Dataset items:

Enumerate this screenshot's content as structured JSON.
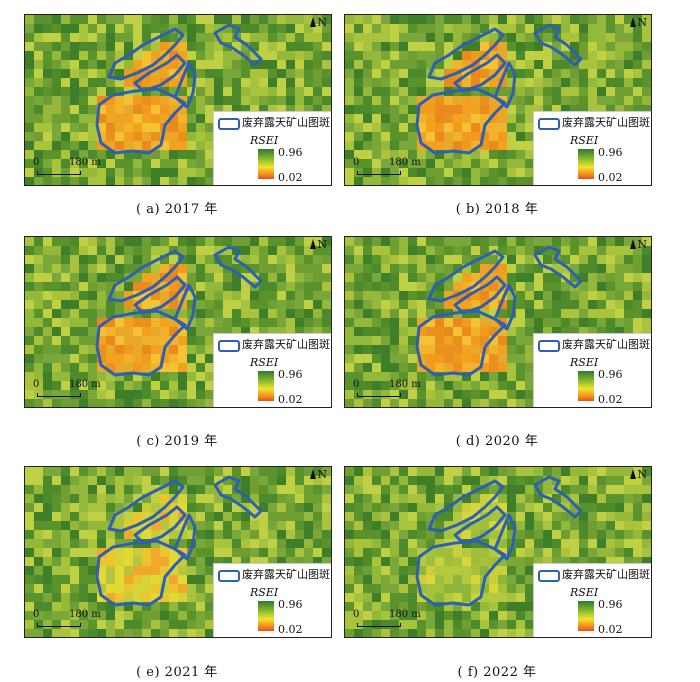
{
  "legend": {
    "patch_label": "废弃露天矿山图斑",
    "index_label": "RSEI",
    "max": "0.96",
    "min": "0.02"
  },
  "north": "N",
  "scale": {
    "zero": "0",
    "distance": "180 m"
  },
  "colors": {
    "boundary": "#2f5fb0",
    "high": "#2e7a2e",
    "mid": "#f2e32a",
    "low": "#e8501b"
  },
  "panels": [
    {
      "caption": "( a)  2017 年",
      "tone": "degraded"
    },
    {
      "caption": "( b)  2018 年",
      "tone": "degraded"
    },
    {
      "caption": "( c)  2019 年",
      "tone": "degraded"
    },
    {
      "caption": "( d)  2020 年",
      "tone": "degraded"
    },
    {
      "caption": "( e)  2021 年",
      "tone": "recovering"
    },
    {
      "caption": "( f)  2022 年",
      "tone": "recovered"
    }
  ]
}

:: EXERCISE PROMPT ::
Omit all pictures while transcribing the entries verbatim.

:: WORKED SOLUTION ::
Enumerate this screenshot's content as structured JSON.
{
  "legend": {
    "patch_label": "废弃露天矿山图斑",
    "index_label": "RSEI",
    "max": "0.96",
    "min": "0.02"
  },
  "north": "N",
  "scale": {
    "zero": "0",
    "distance": "180 m"
  },
  "colors": {
    "boundary": "#2f5fb0",
    "high": "#2e7a2e",
    "mid": "#f2e32a",
    "low": "#e8501b"
  },
  "panels": [
    {
      "caption": "( a)  2017 年",
      "tone": "degraded"
    },
    {
      "caption": "( b)  2018 年",
      "tone": "degraded"
    },
    {
      "caption": "( c)  2019 年",
      "tone": "degraded"
    },
    {
      "caption": "( d)  2020 年",
      "tone": "degraded"
    },
    {
      "caption": "( e)  2021 年",
      "tone": "recovering"
    },
    {
      "caption": "( f)  2022 年",
      "tone": "recovered"
    }
  ]
}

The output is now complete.